- [TEXT SHOWN]:
- Opening Delimiter -

In addition to fat, other injectable substances known as fillers include hyaluronic acid, calcium hydroxyapatite, and poly-L-lactic acid. These materials are injected into the dermal or immediate subdermal layer of the skin, whereas fat is injected into the subcutaneous tissue plane. Fat cannot be injected into the dermis. Dermal fillers can improve skin creases but do not work as well as fat for correction of contour depressions. The disadvantages of most dermal fillers are their temporary nature. In addition to the need for repeated injections, they have a potential for displacement of the substance into tissue surrounding the treated area.
Medical-grade makeup can camouflage and actually adhere to scars. Green-based concealer will cover red scars, and orange will cover blue pigment. Tattooing is a more permanent camouflage technique that can be useful for hypopigmented or abnormally pigmented scars. Scar hypopigmentation is due to a reduced number of melanocytes in the periphery and complete absence in the central areas of a scar.88 For tattooing of scars, medical-grade dyes are used that match the color of the skin adjacent to the scar.89 A color slightly darker than the natural skin tone is the best choice and minimizes the need for multiple sessions.90
Topical treatment of skin is often helpful in minimizing hyperpigmentation resulting from surgery or resurfacing procedures. Hydroquinone, kojic acid, retinoic acid, phenol, and alpha hydroxy acids have been used for this purpose.91 Hydroquinone produces a reversible depigmentation of the skin by inhibition of the enzymatic oxidation of tyrosine to DOPA and by suppression of other melanocyte metabolic processes.9 Tretinoin causes epidermal thickening, increased granular layer thickness, stratum corneum compaction, and decreased melanin content, which can lighten postinflammatory hyperpigmentation.9
Local Flap Refinement
Flap Contouring
An important aspect of local flap surgery is contouring of the flap so that it assumes the natural topography of the recipient site. This becomes particularly important when a local flap is used to reconstruct an area of the face that manifests concave or convex surfaces or in areas where the native skin is thin or devoid of significant subcutaneous fat, such as the auricle (Fig. 27-26). Cutaneous flaps may often be thinned of accompanying subcutaneous fat when they are initially dissected if this is required for the flap to replicate in thickness the depth of the recipient site wound. In certain circumstances, it may be necessary to remove nearly all of the subcutaneous fat when the skin flap is transferred. Flaps that are excessively thick and cannot be thinned initially because of the risk of compromising vascularity may require additional contouring in a later surgical stage. This is especially true in situations in which thinning of the flap would be unwise, such as in patients who smoke, have peripheral vascular diseases or diabetes, or have been irradiated.92 Likewise, skin flaps may be dissected in a deep subcutaneous tissue plane when a thick cutaneous flap is advantageous. Thicker cutaneous flaps are often required for repair of skin defects that are accompanied by loss of subcutaneous fat and underlying muscle. Thus, the thickness of a local flap is often modulated by the surgeon at the time of flap dissection and transfer to restore a normal contour to the area of facial reconstruction.

- Closing Delimiter -

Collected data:
- Opening Delimiter -

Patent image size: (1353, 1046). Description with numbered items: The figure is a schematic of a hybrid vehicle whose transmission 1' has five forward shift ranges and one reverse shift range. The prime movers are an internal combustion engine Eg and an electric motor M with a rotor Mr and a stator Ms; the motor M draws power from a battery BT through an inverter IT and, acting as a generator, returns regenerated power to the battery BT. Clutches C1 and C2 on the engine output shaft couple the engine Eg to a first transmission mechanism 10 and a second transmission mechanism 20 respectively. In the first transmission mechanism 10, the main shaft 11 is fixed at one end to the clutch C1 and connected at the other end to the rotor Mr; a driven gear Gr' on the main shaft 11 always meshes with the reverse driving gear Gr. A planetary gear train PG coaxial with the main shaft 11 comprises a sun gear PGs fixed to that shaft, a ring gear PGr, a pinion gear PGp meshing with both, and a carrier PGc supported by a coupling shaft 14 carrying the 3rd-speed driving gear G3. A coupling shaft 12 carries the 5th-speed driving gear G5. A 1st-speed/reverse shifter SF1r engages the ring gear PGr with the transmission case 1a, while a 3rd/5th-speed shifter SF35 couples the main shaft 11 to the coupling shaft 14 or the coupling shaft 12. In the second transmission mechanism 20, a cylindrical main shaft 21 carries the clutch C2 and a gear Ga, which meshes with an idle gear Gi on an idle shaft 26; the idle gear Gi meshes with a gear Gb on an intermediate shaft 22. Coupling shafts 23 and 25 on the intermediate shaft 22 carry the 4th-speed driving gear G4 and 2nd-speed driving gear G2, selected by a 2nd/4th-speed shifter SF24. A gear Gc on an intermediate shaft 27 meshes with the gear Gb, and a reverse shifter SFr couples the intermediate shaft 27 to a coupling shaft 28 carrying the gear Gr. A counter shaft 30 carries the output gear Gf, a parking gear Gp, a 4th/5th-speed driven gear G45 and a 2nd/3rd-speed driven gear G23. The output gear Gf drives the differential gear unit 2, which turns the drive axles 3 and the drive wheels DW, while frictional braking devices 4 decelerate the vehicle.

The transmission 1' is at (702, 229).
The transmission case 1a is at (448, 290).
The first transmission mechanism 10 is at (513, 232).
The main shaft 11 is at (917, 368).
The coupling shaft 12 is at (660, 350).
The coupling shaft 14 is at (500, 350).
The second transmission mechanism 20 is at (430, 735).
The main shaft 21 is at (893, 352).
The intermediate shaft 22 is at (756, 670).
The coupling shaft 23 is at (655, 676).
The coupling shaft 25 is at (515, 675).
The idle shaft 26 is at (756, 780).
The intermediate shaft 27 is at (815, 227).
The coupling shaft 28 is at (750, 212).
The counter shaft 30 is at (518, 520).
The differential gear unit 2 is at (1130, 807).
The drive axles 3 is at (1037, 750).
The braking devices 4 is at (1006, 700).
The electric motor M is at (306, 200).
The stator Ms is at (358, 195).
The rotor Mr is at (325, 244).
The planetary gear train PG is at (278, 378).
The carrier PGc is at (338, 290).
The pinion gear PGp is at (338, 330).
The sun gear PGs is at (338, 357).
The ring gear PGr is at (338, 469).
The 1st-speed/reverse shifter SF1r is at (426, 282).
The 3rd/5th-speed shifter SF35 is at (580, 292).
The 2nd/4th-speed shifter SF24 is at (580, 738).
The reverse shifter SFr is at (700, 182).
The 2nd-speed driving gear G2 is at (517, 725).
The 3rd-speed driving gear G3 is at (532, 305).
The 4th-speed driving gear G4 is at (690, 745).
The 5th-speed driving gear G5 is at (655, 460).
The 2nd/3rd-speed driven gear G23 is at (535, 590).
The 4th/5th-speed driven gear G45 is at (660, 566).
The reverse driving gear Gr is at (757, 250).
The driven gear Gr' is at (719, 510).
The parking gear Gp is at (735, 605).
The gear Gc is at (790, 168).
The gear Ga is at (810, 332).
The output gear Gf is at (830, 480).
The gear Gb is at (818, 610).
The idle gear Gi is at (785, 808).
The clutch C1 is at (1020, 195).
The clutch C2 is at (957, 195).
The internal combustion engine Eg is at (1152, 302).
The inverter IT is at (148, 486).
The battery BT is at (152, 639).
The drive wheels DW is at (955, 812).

- Closing Delimiter -

- [EXERCISE INSTRUCTIONS]:
In the text on scar camouflage and flap contouring, what color of concealer covers red scars?

- [EXERCISE RESPONSE]:
Green-based concealer covers red scars.